#### Material provided
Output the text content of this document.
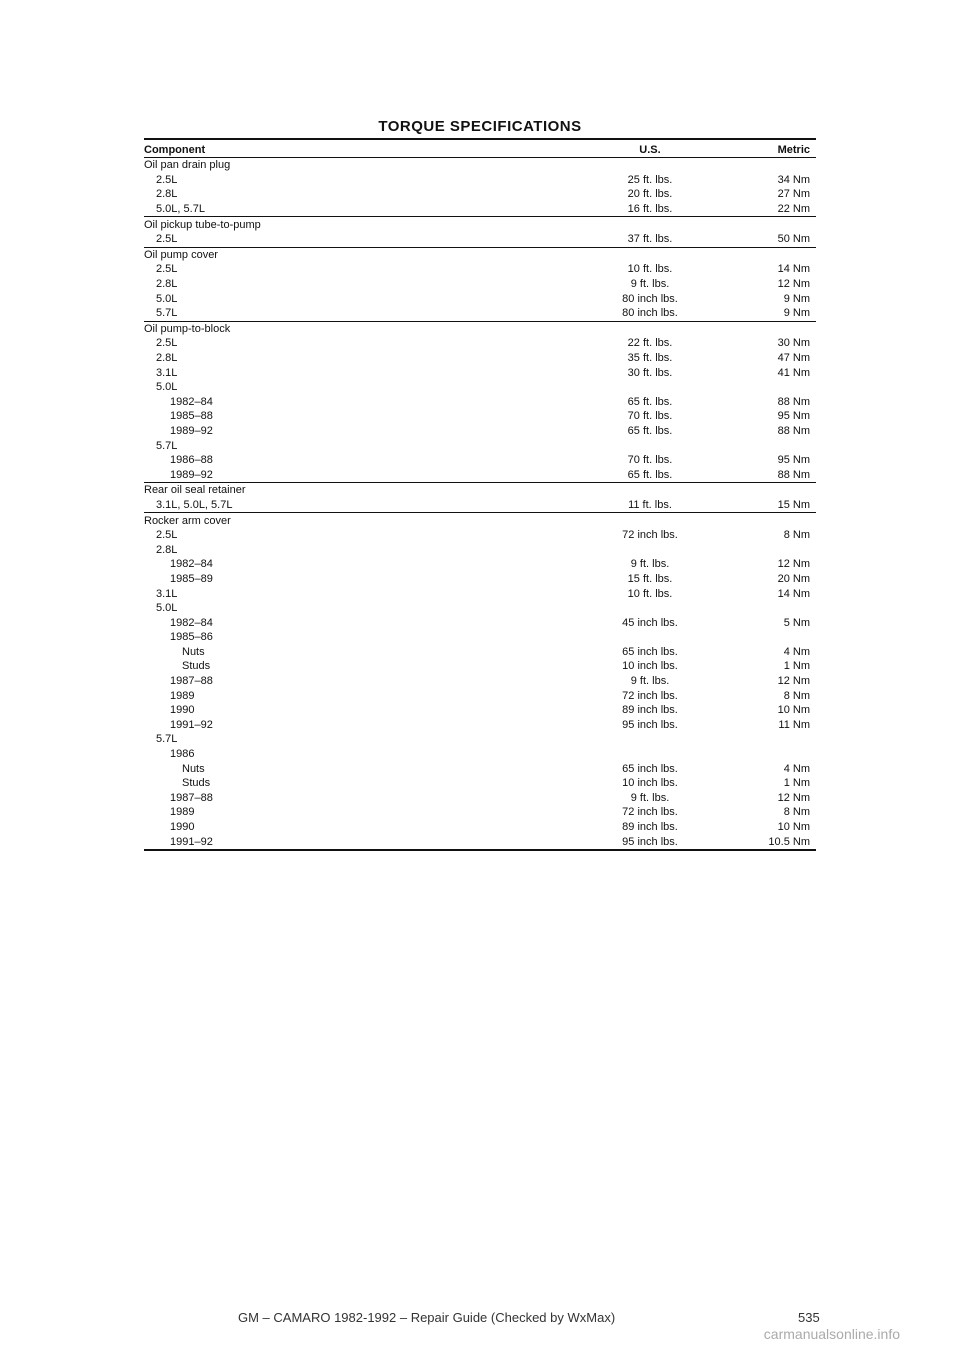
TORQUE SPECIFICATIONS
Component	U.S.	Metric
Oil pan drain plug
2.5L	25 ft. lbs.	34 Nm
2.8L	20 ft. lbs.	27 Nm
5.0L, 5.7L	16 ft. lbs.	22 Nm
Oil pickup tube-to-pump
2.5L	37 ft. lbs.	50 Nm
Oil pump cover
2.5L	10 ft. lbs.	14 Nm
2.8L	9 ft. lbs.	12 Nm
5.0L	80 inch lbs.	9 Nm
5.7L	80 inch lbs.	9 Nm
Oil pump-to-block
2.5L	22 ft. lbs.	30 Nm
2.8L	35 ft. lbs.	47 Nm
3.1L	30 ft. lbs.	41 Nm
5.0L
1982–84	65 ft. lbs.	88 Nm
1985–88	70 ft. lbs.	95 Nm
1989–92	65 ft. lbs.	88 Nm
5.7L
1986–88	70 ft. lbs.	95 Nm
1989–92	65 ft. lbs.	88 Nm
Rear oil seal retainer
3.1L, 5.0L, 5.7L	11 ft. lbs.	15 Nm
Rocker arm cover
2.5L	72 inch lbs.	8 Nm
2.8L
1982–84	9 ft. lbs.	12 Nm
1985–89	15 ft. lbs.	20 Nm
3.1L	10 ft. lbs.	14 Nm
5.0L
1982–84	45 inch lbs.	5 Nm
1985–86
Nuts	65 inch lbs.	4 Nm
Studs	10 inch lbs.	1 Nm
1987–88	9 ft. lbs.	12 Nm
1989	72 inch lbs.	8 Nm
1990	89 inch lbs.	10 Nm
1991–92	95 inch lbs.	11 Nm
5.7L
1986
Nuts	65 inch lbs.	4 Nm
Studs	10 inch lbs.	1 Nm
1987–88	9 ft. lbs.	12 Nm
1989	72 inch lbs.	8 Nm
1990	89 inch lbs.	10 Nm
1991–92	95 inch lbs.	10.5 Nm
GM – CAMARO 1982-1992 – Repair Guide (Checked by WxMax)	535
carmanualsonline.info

#### Requirements
From the data above, write out everything exactly except the pictures.

#### Response
Output the text content of this document.
TORQUE SPECIFICATIONS
Component	U.S.	Metric
Oil pan drain plug
2.5L	25 ft. lbs.	34 Nm
2.8L	20 ft. lbs.	27 Nm
5.0L, 5.7L	16 ft. lbs.	22 Nm
Oil pickup tube-to-pump
2.5L	37 ft. lbs.	50 Nm
Oil pump cover
2.5L	10 ft. lbs.	14 Nm
2.8L	9 ft. lbs.	12 Nm
5.0L	80 inch lbs.	9 Nm
5.7L	80 inch lbs.	9 Nm
Oil pump-to-block
2.5L	22 ft. lbs.	30 Nm
2.8L	35 ft. lbs.	47 Nm
3.1L	30 ft. lbs.	41 Nm
5.0L
1982–84	65 ft. lbs.	88 Nm
1985–88	70 ft. lbs.	95 Nm
1989–92	65 ft. lbs.	88 Nm
5.7L
1986–88	70 ft. lbs.	95 Nm
1989–92	65 ft. lbs.	88 Nm
Rear oil seal retainer
3.1L, 5.0L, 5.7L	11 ft. lbs.	15 Nm
Rocker arm cover
2.5L	72 inch lbs.	8 Nm
2.8L
1982–84	9 ft. lbs.	12 Nm
1985–89	15 ft. lbs.	20 Nm
3.1L	10 ft. lbs.	14 Nm
5.0L
1982–84	45 inch lbs.	5 Nm
1985–86
Nuts	65 inch lbs.	4 Nm
Studs	10 inch lbs.	1 Nm
1987–88	9 ft. lbs.	12 Nm
1989	72 inch lbs.	8 Nm
1990	89 inch lbs.	10 Nm
1991–92	95 inch lbs.	11 Nm
5.7L
1986
Nuts	65 inch lbs.	4 Nm
Studs	10 inch lbs.	1 Nm
1987–88	9 ft. lbs.	12 Nm
1989	72 inch lbs.	8 Nm
1990	89 inch lbs.	10 Nm
1991–92	95 inch lbs.	10.5 Nm
GM – CAMARO 1982-1992 – Repair Guide (Checked by WxMax)	535
carmanualsonline.info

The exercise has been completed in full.